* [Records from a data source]
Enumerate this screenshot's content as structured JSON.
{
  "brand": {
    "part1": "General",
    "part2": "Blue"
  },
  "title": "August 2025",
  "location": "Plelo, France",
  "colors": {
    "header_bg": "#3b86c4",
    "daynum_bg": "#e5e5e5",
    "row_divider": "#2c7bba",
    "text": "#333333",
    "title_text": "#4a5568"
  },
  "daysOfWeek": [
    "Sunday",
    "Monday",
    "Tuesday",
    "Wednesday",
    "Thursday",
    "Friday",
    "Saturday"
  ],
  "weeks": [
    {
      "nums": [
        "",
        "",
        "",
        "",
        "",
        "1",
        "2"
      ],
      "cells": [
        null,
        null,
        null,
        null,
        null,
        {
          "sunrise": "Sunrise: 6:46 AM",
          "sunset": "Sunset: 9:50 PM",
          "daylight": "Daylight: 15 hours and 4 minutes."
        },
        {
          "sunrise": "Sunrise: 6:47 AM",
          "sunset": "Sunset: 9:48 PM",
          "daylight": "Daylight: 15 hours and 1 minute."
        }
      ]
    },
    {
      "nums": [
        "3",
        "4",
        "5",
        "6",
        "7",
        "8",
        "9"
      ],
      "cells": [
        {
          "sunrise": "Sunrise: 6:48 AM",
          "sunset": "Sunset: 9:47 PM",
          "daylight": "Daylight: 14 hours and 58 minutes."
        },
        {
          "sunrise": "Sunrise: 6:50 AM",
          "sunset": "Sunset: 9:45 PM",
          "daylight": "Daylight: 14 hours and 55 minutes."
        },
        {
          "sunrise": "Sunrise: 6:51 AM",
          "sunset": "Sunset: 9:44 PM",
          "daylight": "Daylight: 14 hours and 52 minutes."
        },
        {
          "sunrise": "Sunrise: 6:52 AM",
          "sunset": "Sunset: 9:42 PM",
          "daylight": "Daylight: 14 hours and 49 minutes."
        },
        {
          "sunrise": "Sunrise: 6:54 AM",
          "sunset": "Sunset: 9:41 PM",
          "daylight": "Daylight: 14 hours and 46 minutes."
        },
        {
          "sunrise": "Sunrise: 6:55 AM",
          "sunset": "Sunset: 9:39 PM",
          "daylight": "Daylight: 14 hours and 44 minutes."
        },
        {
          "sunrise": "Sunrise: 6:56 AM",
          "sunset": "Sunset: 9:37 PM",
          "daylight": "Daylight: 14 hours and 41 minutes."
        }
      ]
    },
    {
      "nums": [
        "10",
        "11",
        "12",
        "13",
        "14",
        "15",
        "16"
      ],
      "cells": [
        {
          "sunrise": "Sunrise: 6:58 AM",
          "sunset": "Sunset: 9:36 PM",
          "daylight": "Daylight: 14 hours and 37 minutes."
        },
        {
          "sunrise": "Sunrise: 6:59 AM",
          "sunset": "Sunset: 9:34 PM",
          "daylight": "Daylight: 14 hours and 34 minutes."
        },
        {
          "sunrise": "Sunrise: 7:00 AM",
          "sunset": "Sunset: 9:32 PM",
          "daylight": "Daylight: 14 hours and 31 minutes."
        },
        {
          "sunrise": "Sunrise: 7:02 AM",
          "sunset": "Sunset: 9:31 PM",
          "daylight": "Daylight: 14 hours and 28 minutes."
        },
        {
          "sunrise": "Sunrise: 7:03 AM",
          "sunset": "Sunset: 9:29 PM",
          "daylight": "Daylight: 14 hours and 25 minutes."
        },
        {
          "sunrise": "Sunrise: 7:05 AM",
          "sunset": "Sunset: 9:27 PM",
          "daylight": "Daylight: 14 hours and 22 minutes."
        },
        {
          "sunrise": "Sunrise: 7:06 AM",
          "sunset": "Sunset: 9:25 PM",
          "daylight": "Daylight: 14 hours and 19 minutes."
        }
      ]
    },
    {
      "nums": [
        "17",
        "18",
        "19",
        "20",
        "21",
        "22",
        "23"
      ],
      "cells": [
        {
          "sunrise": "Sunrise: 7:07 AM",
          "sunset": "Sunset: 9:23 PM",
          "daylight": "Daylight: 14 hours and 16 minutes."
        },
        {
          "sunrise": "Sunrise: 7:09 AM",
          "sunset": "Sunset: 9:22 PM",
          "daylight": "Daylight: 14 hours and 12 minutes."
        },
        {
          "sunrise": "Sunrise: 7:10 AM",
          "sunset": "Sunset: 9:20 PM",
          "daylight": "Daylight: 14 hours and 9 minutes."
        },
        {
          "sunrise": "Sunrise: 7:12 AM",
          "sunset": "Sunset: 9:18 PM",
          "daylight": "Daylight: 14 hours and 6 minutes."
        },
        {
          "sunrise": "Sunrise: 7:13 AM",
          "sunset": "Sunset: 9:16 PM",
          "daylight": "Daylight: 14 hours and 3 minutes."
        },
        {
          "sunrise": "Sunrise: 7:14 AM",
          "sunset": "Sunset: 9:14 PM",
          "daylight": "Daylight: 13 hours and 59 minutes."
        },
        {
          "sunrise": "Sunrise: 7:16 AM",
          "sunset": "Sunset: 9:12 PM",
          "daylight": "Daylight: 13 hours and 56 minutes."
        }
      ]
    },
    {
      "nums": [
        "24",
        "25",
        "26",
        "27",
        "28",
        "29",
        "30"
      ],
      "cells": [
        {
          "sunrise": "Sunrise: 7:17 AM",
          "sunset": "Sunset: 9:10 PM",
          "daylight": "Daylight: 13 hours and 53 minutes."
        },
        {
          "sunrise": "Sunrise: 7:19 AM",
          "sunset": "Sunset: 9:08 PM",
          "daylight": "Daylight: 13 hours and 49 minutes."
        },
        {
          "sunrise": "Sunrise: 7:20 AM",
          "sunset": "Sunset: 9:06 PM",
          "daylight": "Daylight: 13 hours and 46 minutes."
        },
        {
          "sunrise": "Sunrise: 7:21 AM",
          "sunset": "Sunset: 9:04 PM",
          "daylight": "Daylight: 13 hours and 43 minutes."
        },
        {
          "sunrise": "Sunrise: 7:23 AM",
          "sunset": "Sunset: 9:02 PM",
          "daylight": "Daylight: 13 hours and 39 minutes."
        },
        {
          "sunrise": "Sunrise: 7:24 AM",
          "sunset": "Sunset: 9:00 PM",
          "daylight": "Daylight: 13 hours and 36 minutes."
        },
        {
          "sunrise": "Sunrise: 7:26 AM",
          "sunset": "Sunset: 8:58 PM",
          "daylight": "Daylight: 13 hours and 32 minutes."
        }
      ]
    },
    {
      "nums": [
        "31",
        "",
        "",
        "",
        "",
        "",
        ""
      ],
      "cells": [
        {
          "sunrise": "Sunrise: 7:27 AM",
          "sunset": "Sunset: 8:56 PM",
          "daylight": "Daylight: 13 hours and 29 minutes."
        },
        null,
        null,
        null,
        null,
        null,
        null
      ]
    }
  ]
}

* [WHAT THE EXERCISE ASKS] Quote all of the entries verbatim.

* [ANSWER BELOW]
Enumerate this screenshot's content as structured JSON.
{
  "brand": {
    "part1": "General",
    "part2": "Blue"
  },
  "title": "August 2025",
  "location": "Plelo, France",
  "colors": {
    "header_bg": "#3b86c4",
    "daynum_bg": "#e5e5e5",
    "row_divider": "#2c7bba",
    "text": "#333333",
    "title_text": "#4a5568"
  },
  "daysOfWeek": [
    "Sunday",
    "Monday",
    "Tuesday",
    "Wednesday",
    "Thursday",
    "Friday",
    "Saturday"
  ],
  "weeks": [
    {
      "nums": [
        "",
        "",
        "",
        "",
        "",
        "1",
        "2"
      ],
      "cells": [
        null,
        null,
        null,
        null,
        null,
        {
          "sunrise": "Sunrise: 6:46 AM",
          "sunset": "Sunset: 9:50 PM",
          "daylight": "Daylight: 15 hours and 4 minutes."
        },
        {
          "sunrise": "Sunrise: 6:47 AM",
          "sunset": "Sunset: 9:48 PM",
          "daylight": "Daylight: 15 hours and 1 minute."
        }
      ]
    },
    {
      "nums": [
        "3",
        "4",
        "5",
        "6",
        "7",
        "8",
        "9"
      ],
      "cells": [
        {
          "sunrise": "Sunrise: 6:48 AM",
          "sunset": "Sunset: 9:47 PM",
          "daylight": "Daylight: 14 hours and 58 minutes."
        },
        {
          "sunrise": "Sunrise: 6:50 AM",
          "sunset": "Sunset: 9:45 PM",
          "daylight": "Daylight: 14 hours and 55 minutes."
        },
        {
          "sunrise": "Sunrise: 6:51 AM",
          "sunset": "Sunset: 9:44 PM",
          "daylight": "Daylight: 14 hours and 52 minutes."
        },
        {
          "sunrise": "Sunrise: 6:52 AM",
          "sunset": "Sunset: 9:42 PM",
          "daylight": "Daylight: 14 hours and 49 minutes."
        },
        {
          "sunrise": "Sunrise: 6:54 AM",
          "sunset": "Sunset: 9:41 PM",
          "daylight": "Daylight: 14 hours and 46 minutes."
        },
        {
          "sunrise": "Sunrise: 6:55 AM",
          "sunset": "Sunset: 9:39 PM",
          "daylight": "Daylight: 14 hours and 44 minutes."
        },
        {
          "sunrise": "Sunrise: 6:56 AM",
          "sunset": "Sunset: 9:37 PM",
          "daylight": "Daylight: 14 hours and 41 minutes."
        }
      ]
    },
    {
      "nums": [
        "10",
        "11",
        "12",
        "13",
        "14",
        "15",
        "16"
      ],
      "cells": [
        {
          "sunrise": "Sunrise: 6:58 AM",
          "sunset": "Sunset: 9:36 PM",
          "daylight": "Daylight: 14 hours and 37 minutes."
        },
        {
          "sunrise": "Sunrise: 6:59 AM",
          "sunset": "Sunset: 9:34 PM",
          "daylight": "Daylight: 14 hours and 34 minutes."
        },
        {
          "sunrise": "Sunrise: 7:00 AM",
          "sunset": "Sunset: 9:32 PM",
          "daylight": "Daylight: 14 hours and 31 minutes."
        },
        {
          "sunrise": "Sunrise: 7:02 AM",
          "sunset": "Sunset: 9:31 PM",
          "daylight": "Daylight: 14 hours and 28 minutes."
        },
        {
          "sunrise": "Sunrise: 7:03 AM",
          "sunset": "Sunset: 9:29 PM",
          "daylight": "Daylight: 14 hours and 25 minutes."
        },
        {
          "sunrise": "Sunrise: 7:05 AM",
          "sunset": "Sunset: 9:27 PM",
          "daylight": "Daylight: 14 hours and 22 minutes."
        },
        {
          "sunrise": "Sunrise: 7:06 AM",
          "sunset": "Sunset: 9:25 PM",
          "daylight": "Daylight: 14 hours and 19 minutes."
        }
      ]
    },
    {
      "nums": [
        "17",
        "18",
        "19",
        "20",
        "21",
        "22",
        "23"
      ],
      "cells": [
        {
          "sunrise": "Sunrise: 7:07 AM",
          "sunset": "Sunset: 9:23 PM",
          "daylight": "Daylight: 14 hours and 16 minutes."
        },
        {
          "sunrise": "Sunrise: 7:09 AM",
          "sunset": "Sunset: 9:22 PM",
          "daylight": "Daylight: 14 hours and 12 minutes."
        },
        {
          "sunrise": "Sunrise: 7:10 AM",
          "sunset": "Sunset: 9:20 PM",
          "daylight": "Daylight: 14 hours and 9 minutes."
        },
        {
          "sunrise": "Sunrise: 7:12 AM",
          "sunset": "Sunset: 9:18 PM",
          "daylight": "Daylight: 14 hours and 6 minutes."
        },
        {
          "sunrise": "Sunrise: 7:13 AM",
          "sunset": "Sunset: 9:16 PM",
          "daylight": "Daylight: 14 hours and 3 minutes."
        },
        {
          "sunrise": "Sunrise: 7:14 AM",
          "sunset": "Sunset: 9:14 PM",
          "daylight": "Daylight: 13 hours and 59 minutes."
        },
        {
          "sunrise": "Sunrise: 7:16 AM",
          "sunset": "Sunset: 9:12 PM",
          "daylight": "Daylight: 13 hours and 56 minutes."
        }
      ]
    },
    {
      "nums": [
        "24",
        "25",
        "26",
        "27",
        "28",
        "29",
        "30"
      ],
      "cells": [
        {
          "sunrise": "Sunrise: 7:17 AM",
          "sunset": "Sunset: 9:10 PM",
          "daylight": "Daylight: 13 hours and 53 minutes."
        },
        {
          "sunrise": "Sunrise: 7:19 AM",
          "sunset": "Sunset: 9:08 PM",
          "daylight": "Daylight: 13 hours and 49 minutes."
        },
        {
          "sunrise": "Sunrise: 7:20 AM",
          "sunset": "Sunset: 9:06 PM",
          "daylight": "Daylight: 13 hours and 46 minutes."
        },
        {
          "sunrise": "Sunrise: 7:21 AM",
          "sunset": "Sunset: 9:04 PM",
          "daylight": "Daylight: 13 hours and 43 minutes."
        },
        {
          "sunrise": "Sunrise: 7:23 AM",
          "sunset": "Sunset: 9:02 PM",
          "daylight": "Daylight: 13 hours and 39 minutes."
        },
        {
          "sunrise": "Sunrise: 7:24 AM",
          "sunset": "Sunset: 9:00 PM",
          "daylight": "Daylight: 13 hours and 36 minutes."
        },
        {
          "sunrise": "Sunrise: 7:26 AM",
          "sunset": "Sunset: 8:58 PM",
          "daylight": "Daylight: 13 hours and 32 minutes."
        }
      ]
    },
    {
      "nums": [
        "31",
        "",
        "",
        "",
        "",
        "",
        ""
      ],
      "cells": [
        {
          "sunrise": "Sunrise: 7:27 AM",
          "sunset": "Sunset: 8:56 PM",
          "daylight": "Daylight: 13 hours and 29 minutes."
        },
        null,
        null,
        null,
        null,
        null,
        null
      ]
    }
  ]
}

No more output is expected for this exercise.